■ **TASK DIRECTIONS**: Transcribe the data in full and exactly, omitting any pictures.

■ **DATASET ENTRIES**:
┌──

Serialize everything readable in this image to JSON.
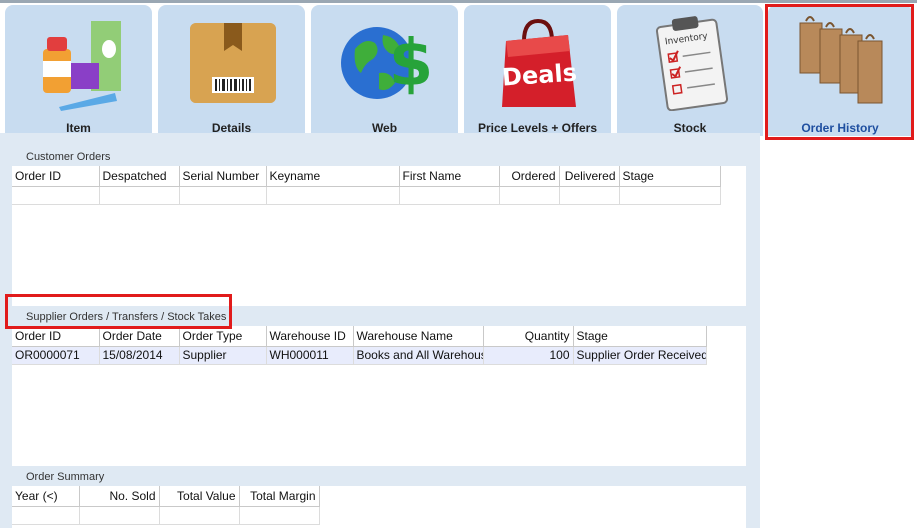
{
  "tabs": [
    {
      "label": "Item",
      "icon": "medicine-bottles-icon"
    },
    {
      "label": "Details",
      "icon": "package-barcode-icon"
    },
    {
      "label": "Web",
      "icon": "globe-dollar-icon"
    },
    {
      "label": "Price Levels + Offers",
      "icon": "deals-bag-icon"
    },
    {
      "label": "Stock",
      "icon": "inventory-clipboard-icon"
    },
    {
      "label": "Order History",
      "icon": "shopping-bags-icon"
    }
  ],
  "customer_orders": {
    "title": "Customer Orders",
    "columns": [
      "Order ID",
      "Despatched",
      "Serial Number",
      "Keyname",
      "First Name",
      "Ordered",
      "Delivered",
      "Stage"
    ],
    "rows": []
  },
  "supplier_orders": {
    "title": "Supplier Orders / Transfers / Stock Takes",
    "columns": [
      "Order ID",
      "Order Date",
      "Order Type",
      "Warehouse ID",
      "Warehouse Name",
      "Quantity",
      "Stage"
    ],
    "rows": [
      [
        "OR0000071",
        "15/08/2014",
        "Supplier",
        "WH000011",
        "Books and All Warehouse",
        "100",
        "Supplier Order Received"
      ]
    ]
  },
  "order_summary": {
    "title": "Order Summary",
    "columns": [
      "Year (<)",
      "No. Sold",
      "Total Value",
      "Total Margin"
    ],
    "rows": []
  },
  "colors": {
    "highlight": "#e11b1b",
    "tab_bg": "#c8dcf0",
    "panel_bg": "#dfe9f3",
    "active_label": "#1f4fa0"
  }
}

└──

■ **RESULT FOR THIS EXERCISE**:
Serialize everything readable in this image to JSON.
{
  "tabs": [
    {
      "label": "Item",
      "icon": "medicine-bottles-icon"
    },
    {
      "label": "Details",
      "icon": "package-barcode-icon"
    },
    {
      "label": "Web",
      "icon": "globe-dollar-icon"
    },
    {
      "label": "Price Levels + Offers",
      "icon": "deals-bag-icon"
    },
    {
      "label": "Stock",
      "icon": "inventory-clipboard-icon"
    },
    {
      "label": "Order History",
      "icon": "shopping-bags-icon"
    }
  ],
  "customer_orders": {
    "title": "Customer Orders",
    "columns": [
      "Order ID",
      "Despatched",
      "Serial Number",
      "Keyname",
      "First Name",
      "Ordered",
      "Delivered",
      "Stage"
    ],
    "rows": []
  },
  "supplier_orders": {
    "title": "Supplier Orders / Transfers / Stock Takes",
    "columns": [
      "Order ID",
      "Order Date",
      "Order Type",
      "Warehouse ID",
      "Warehouse Name",
      "Quantity",
      "Stage"
    ],
    "rows": [
      [
        "OR0000071",
        "15/08/2014",
        "Supplier",
        "WH000011",
        "Books and All Warehouse",
        "100",
        "Supplier Order Received"
      ]
    ]
  },
  "order_summary": {
    "title": "Order Summary",
    "columns": [
      "Year (<)",
      "No. Sold",
      "Total Value",
      "Total Margin"
    ],
    "rows": []
  },
  "colors": {
    "highlight": "#e11b1b",
    "tab_bg": "#c8dcf0",
    "panel_bg": "#dfe9f3",
    "active_label": "#1f4fa0"
  }
}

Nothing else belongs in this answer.